Copy each line below that contains "options".

□ □ □ □

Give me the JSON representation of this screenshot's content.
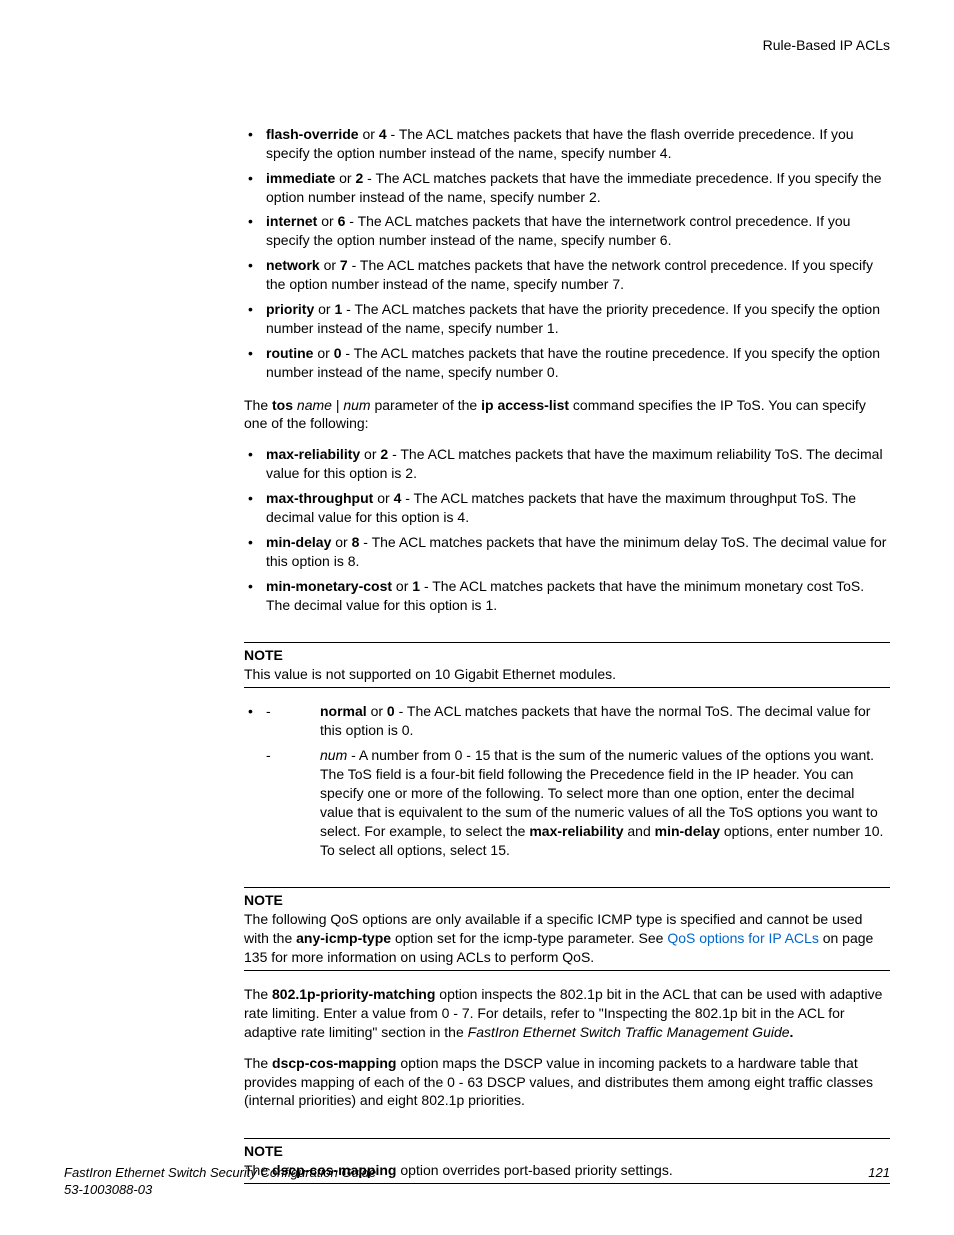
{
  "header": {
    "right": "Rule-Based IP ACLs"
  },
  "list1": [
    {
      "b1": "flash-override",
      "b2": "4",
      "rest": " - The ACL matches packets that have the flash override precedence. If you specify the option number instead of the name, specify number 4."
    },
    {
      "b1": "immediate",
      "b2": "2",
      "rest": " - The ACL matches packets that have the immediate precedence. If you specify the option number instead of the name, specify number 2."
    },
    {
      "b1": "internet",
      "b2": "6",
      "rest": " - The ACL matches packets that have the internetwork control precedence. If you specify the option number instead of the name, specify number 6."
    },
    {
      "b1": "network",
      "b2": "7",
      "rest": " - The ACL matches packets that have the network control precedence. If you specify the option number instead of the name, specify number 7."
    },
    {
      "b1": "priority",
      "b2": "1",
      "rest": " - The ACL matches packets that have the priority precedence. If you specify the option number instead of the name, specify number 1."
    },
    {
      "b1": "routine",
      "b2": "0",
      "rest": " - The ACL matches packets that have the routine precedence. If you specify the option number instead of the name, specify number 0."
    }
  ],
  "tos_para": {
    "pre": "The ",
    "b1": "tos",
    "mid1": " ",
    "i1": "name",
    "mid2": " | ",
    "i2": "num",
    "mid3": " parameter of the ",
    "b2": "ip access-list",
    "post": " command specifies the IP ToS. You can specify one of the following:"
  },
  "list2": [
    {
      "b1": "max-reliability",
      "b2": "2",
      "rest": " - The ACL matches packets that have the maximum reliability ToS. The decimal value for this option is 2."
    },
    {
      "b1": "max-throughput",
      "b2": "4",
      "rest": " - The ACL matches packets that have the maximum throughput ToS. The decimal value for this option is 4."
    },
    {
      "b1": "min-delay",
      "b2": "8",
      "rest": " - The ACL matches packets that have the minimum delay ToS. The decimal value for this option is 8."
    },
    {
      "b1": "min-monetary-cost",
      "b2": "1",
      "rest": " - The ACL matches packets that have the minimum monetary cost ToS. The decimal value for this option is 1."
    }
  ],
  "note1": {
    "title": "NOTE",
    "body": "This value is not supported on 10 Gigabit Ethernet modules."
  },
  "sub_outer": {
    "b1": "normal",
    "b2": "0",
    "rest": " - The ACL matches packets that have the normal ToS. The decimal value for this option is 0."
  },
  "sub_inner": {
    "i1": "num",
    "mid1": " - A number from 0 - 15 that is the sum of the numeric values of the options you want. The ToS field is a four-bit field following the Precedence field in the IP header. You can specify one or more of the following. To select more than one option, enter the decimal value that is equivalent to the sum of the numeric values of all the ToS options you want to select. For example, to select the ",
    "b1": "max-reliability",
    "mid2": " and ",
    "b2": "min-delay",
    "post": " options, enter number 10. To select all options, select 15."
  },
  "note2": {
    "title": "NOTE",
    "pre": "The following QoS options are only available if a specific ICMP type is specified and cannot be used with the ",
    "b1": "any-icmp-type",
    "mid": " option set for the icmp-type parameter. See ",
    "link": "QoS options for IP ACLs",
    "post": " on page 135 for more information on using ACLs to perform QoS."
  },
  "para_8021p": {
    "pre": "The ",
    "b1": "802.1p-priority-matching",
    "mid": " option inspects the 802.1p bit in the ACL that can be used with adaptive rate limiting. Enter a value from 0 - 7. For details, refer to \"Inspecting the 802.1p bit in the ACL for adaptive rate limiting\" section in the ",
    "i1": "FastIron Ethernet Switch Traffic Management Guide",
    "b2": "."
  },
  "para_dscp": {
    "pre": "The ",
    "b1": "dscp-cos-mapping",
    "post": " option maps the DSCP value in incoming packets to a hardware table that provides mapping of each of the 0 - 63 DSCP values, and distributes them among eight traffic classes (internal priorities) and eight 802.1p priorities."
  },
  "note3": {
    "title": "NOTE",
    "pre": "The ",
    "b1": "dscp-cos-mapping",
    "post": " option overrides port-based priority settings."
  },
  "footer": {
    "title": "FastIron Ethernet Switch Security Configuration Guide",
    "docnum": "53-1003088-03",
    "page": "121"
  }
}
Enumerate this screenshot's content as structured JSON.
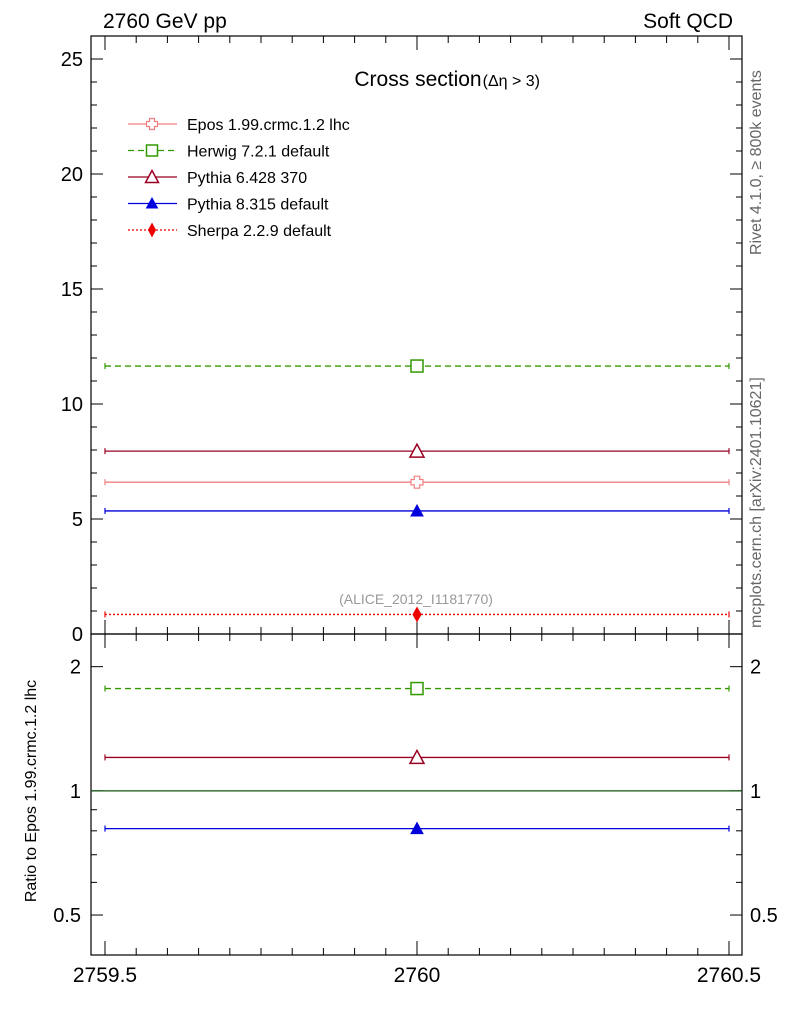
{
  "header": {
    "left": "2760 GeV pp",
    "right": "Soft QCD"
  },
  "side_labels": {
    "rivet": "Rivet 4.1.0, ≥ 800k events",
    "mcplots": "mcplots.cern.ch [arXiv:2401.10621]"
  },
  "chart_data": [
    {
      "type": "line",
      "title": "Cross section",
      "title_suffix": "(Δη > 3)",
      "watermark": "(ALICE_2012_I1181770)",
      "xlim": [
        2759.5,
        2760.5
      ],
      "ylim": [
        0,
        26
      ],
      "yticks": [
        0,
        5,
        10,
        15,
        20,
        25
      ],
      "x": 2760,
      "series": [
        {
          "name": "Epos 1.99.crmc.1.2 lhc",
          "value": 6.6,
          "color": "#f08080",
          "style": "solid",
          "marker": "open-cross"
        },
        {
          "name": "Herwig 7.2.1 default",
          "value": 11.65,
          "color": "#339900",
          "style": "dashed",
          "marker": "open-square"
        },
        {
          "name": "Pythia 6.428 370",
          "value": 7.95,
          "color": "#990022",
          "style": "solid",
          "marker": "open-triangle"
        },
        {
          "name": "Pythia 8.315 default",
          "value": 5.35,
          "color": "#0000dd",
          "style": "solid",
          "marker": "filled-triangle"
        },
        {
          "name": "Sherpa 2.2.9 default",
          "value": 0.85,
          "color": "#ee0000",
          "style": "dotted",
          "marker": "filled-diamond"
        }
      ]
    },
    {
      "type": "line",
      "ylabel": "Ratio to Epos 1.99.crmc.1.2 lhc",
      "xlim": [
        2759.5,
        2760.5
      ],
      "ylim": [
        0.4,
        2.4
      ],
      "yscale": "log",
      "yticks": [
        0.5,
        1,
        2
      ],
      "ytick_labels": [
        "0.5",
        "1",
        "2"
      ],
      "xticks": [
        2759.5,
        2760,
        2760.5
      ],
      "xtick_labels": [
        "2759.5",
        "2760",
        "2760.5"
      ],
      "x": 2760,
      "series": [
        {
          "name": "Epos 1.99.crmc.1.2 lhc",
          "value": 1.0,
          "color": "#115511",
          "style": "solid",
          "marker": "none"
        },
        {
          "name": "Herwig 7.2.1 default",
          "value": 1.77,
          "color": "#339900",
          "style": "dashed",
          "marker": "open-square"
        },
        {
          "name": "Pythia 6.428 370",
          "value": 1.205,
          "color": "#990022",
          "style": "solid",
          "marker": "open-triangle"
        },
        {
          "name": "Pythia 8.315 default",
          "value": 0.81,
          "color": "#0000dd",
          "style": "solid",
          "marker": "filled-triangle"
        }
      ]
    }
  ]
}
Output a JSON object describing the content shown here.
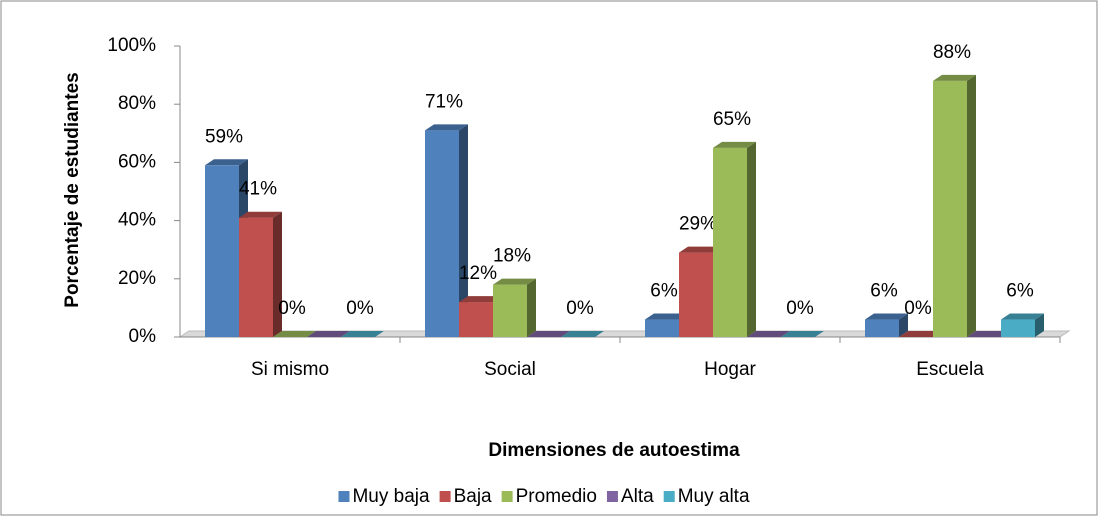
{
  "chart_data": {
    "type": "bar3d",
    "x_label": "Dimensiones de autoestima",
    "y_label": "Porcentaje de estudiantes",
    "categories": [
      "Si  mismo",
      "Social",
      "Hogar",
      "Escuela"
    ],
    "series": [
      {
        "name": "Muy baja",
        "color": "#4f81bd",
        "values": [
          59,
          71,
          6,
          6
        ],
        "value_labels": [
          "59%",
          "71%",
          "6%",
          "6%"
        ]
      },
      {
        "name": "Baja",
        "color": "#c0504d",
        "values": [
          41,
          12,
          29,
          0
        ],
        "value_labels": [
          "41%",
          "12%",
          "29%",
          "0%"
        ]
      },
      {
        "name": "Promedio",
        "color": "#9bbb59",
        "values": [
          0,
          18,
          65,
          88
        ],
        "value_labels": [
          "0%",
          "18%",
          "65%",
          "88%"
        ]
      },
      {
        "name": "Alta",
        "color": "#8064a2",
        "values": [
          0,
          0,
          0,
          0
        ]
      },
      {
        "name": "Muy alta",
        "color": "#4bacc6",
        "values": [
          0,
          0,
          0,
          6
        ],
        "value_labels": [
          "0%",
          "0%",
          "0%",
          "6%"
        ]
      }
    ],
    "ylim": [
      0,
      100
    ],
    "yticks": [
      {
        "value": 0,
        "label": "0%"
      },
      {
        "value": 20,
        "label": "20%"
      },
      {
        "value": 40,
        "label": "40%"
      },
      {
        "value": 60,
        "label": "60%"
      },
      {
        "value": 80,
        "label": "80%"
      },
      {
        "value": 100,
        "label": "100%"
      }
    ],
    "legend": "bottom"
  }
}
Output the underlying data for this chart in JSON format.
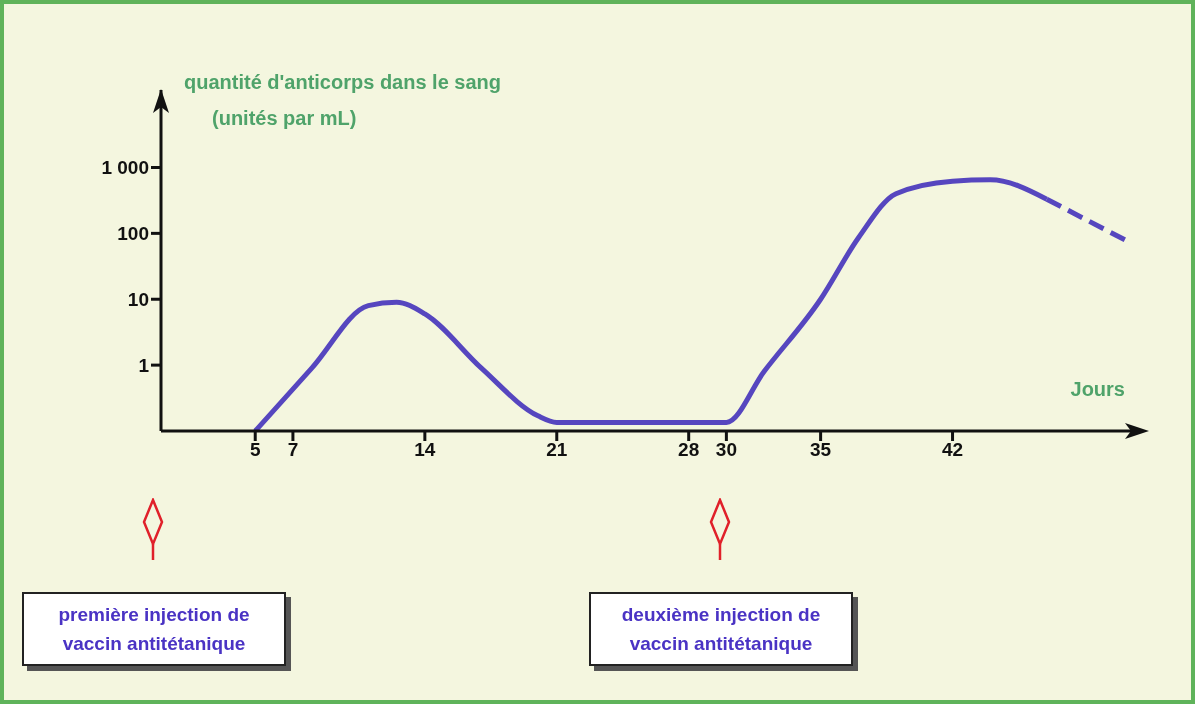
{
  "chart_data": {
    "type": "line",
    "ylabel": "quantité d'anticorps dans le sang (unités par mL)",
    "xlabel": "Jours",
    "log": "y",
    "xlim": [
      0,
      52
    ],
    "xticks": [
      5,
      7,
      14,
      21,
      28,
      30,
      35,
      42
    ],
    "ylim": [
      0.1,
      15000
    ],
    "yticks": [
      {
        "value": 1000,
        "label": "1 000"
      },
      100,
      10,
      1
    ],
    "marker": "none",
    "series": [
      {
        "color": "#5646bf",
        "line_style": "solid",
        "x": [
          5,
          8,
          11,
          12.5,
          14,
          17,
          20,
          21,
          30,
          32,
          35,
          37,
          39,
          42,
          44,
          47
        ],
        "values": [
          0.1,
          0.9,
          8,
          9,
          6,
          0.9,
          0.17,
          0.135,
          0.135,
          0.8,
          10,
          85,
          400,
          620,
          650,
          330
        ]
      },
      {
        "color": "#5646bf",
        "line_style": "dashed",
        "x": [
          47,
          51.4
        ],
        "values": [
          330,
          73
        ]
      }
    ],
    "annotations": [
      "première injection de vaccin antitétanique",
      "deuxième injection de vaccin antitétanique"
    ]
  }
}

□ □ □ □

- Task result:
    "mid1": " - A number from 0 - 15 that is the sum of the numeric values of the options you want. The ToS field is a four-bit field following the Precedence field in the IP header. You can specify one or more of the following. To select more than one option, enter the decimal value that is equivalent to the sum of the numeric values of all the ToS options you want to select. For example, to select the ",
    "post": " options, enter number 10. To select all options, select 15."
    "pre": "The following QoS options are only available if a specific ICMP type is specified and cannot be used with the ",
    "link": "QoS options for IP ACLs",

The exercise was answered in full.